OBJECTIVE => Copy out all of the material, matching it word for word.

DATASET EXCERPTS =>
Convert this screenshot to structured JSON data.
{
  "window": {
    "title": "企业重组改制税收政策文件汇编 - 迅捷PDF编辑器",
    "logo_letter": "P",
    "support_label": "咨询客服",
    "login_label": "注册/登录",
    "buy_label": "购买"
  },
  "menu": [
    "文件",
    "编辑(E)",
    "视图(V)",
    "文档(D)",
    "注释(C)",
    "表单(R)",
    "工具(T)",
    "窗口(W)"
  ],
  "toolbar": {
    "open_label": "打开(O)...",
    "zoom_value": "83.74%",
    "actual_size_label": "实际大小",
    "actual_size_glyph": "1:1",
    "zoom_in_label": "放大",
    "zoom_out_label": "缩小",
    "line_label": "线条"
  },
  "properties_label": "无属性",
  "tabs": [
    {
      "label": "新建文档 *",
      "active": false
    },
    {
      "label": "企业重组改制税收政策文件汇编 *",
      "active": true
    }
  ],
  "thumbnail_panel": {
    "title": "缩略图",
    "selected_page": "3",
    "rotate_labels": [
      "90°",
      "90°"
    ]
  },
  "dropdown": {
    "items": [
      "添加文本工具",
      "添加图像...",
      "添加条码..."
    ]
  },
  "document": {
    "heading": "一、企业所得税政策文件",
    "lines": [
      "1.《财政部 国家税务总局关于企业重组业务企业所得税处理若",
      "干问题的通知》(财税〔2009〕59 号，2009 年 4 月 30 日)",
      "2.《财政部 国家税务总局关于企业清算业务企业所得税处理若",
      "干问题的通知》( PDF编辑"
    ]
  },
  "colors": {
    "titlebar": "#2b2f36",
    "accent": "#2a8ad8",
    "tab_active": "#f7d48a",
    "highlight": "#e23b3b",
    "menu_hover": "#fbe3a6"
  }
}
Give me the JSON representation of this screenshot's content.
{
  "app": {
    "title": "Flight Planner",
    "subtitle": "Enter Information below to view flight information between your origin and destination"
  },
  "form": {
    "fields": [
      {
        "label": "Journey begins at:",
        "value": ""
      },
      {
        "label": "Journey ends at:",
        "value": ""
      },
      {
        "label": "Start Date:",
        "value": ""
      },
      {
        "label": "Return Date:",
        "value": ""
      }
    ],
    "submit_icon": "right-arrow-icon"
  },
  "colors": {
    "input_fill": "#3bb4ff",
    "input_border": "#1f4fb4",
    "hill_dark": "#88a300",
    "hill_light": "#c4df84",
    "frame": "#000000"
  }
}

RESPONSE TO THIS EXERCISE =>
Convert this screenshot to structured JSON data.
{
  "window": {
    "title": "企业重组改制税收政策文件汇编 - 迅捷PDF编辑器",
    "logo_letter": "P",
    "support_label": "咨询客服",
    "login_label": "注册/登录",
    "buy_label": "购买"
  },
  "menu": [
    "文件",
    "编辑(E)",
    "视图(V)",
    "文档(D)",
    "注释(C)",
    "表单(R)",
    "工具(T)",
    "窗口(W)"
  ],
  "toolbar": {
    "open_label": "打开(O)...",
    "zoom_value": "83.74%",
    "actual_size_label": "实际大小",
    "actual_size_glyph": "1:1",
    "zoom_in_label": "放大",
    "zoom_out_label": "缩小",
    "line_label": "线条"
  },
  "properties_label": "无属性",
  "tabs": [
    {
      "label": "新建文档 *",
      "active": false
    },
    {
      "label": "企业重组改制税收政策文件汇编 *",
      "active": true
    }
  ],
  "thumbnail_panel": {
    "title": "缩略图",
    "selected_page": "3",
    "rotate_labels": [
      "90°",
      "90°"
    ]
  },
  "dropdown": {
    "items": [
      "添加文本工具",
      "添加图像...",
      "添加条码..."
    ]
  },
  "document": {
    "heading": "一、企业所得税政策文件",
    "lines": [
      "1.《财政部 国家税务总局关于企业重组业务企业所得税处理若",
      "干问题的通知》(财税〔2009〕59 号，2009 年 4 月 30 日)",
      "2.《财政部 国家税务总局关于企业清算业务企业所得税处理若",
      "干问题的通知》( PDF编辑"
    ]
  },
  "colors": {
    "titlebar": "#2b2f36",
    "accent": "#2a8ad8",
    "tab_active": "#f7d48a",
    "highlight": "#e23b3b",
    "menu_hover": "#fbe3a6"
  }
}
Give me the JSON representation of this screenshot's content.
{
  "app": {
    "title": "Flight Planner",
    "subtitle": "Enter Information below to view flight information between your origin and destination"
  },
  "form": {
    "fields": [
      {
        "label": "Journey begins at:",
        "value": ""
      },
      {
        "label": "Journey ends at:",
        "value": ""
      },
      {
        "label": "Start Date:",
        "value": ""
      },
      {
        "label": "Return Date:",
        "value": ""
      }
    ],
    "submit_icon": "right-arrow-icon"
  },
  "colors": {
    "input_fill": "#3bb4ff",
    "input_border": "#1f4fb4",
    "hill_dark": "#88a300",
    "hill_light": "#c4df84",
    "frame": "#000000"
  }
}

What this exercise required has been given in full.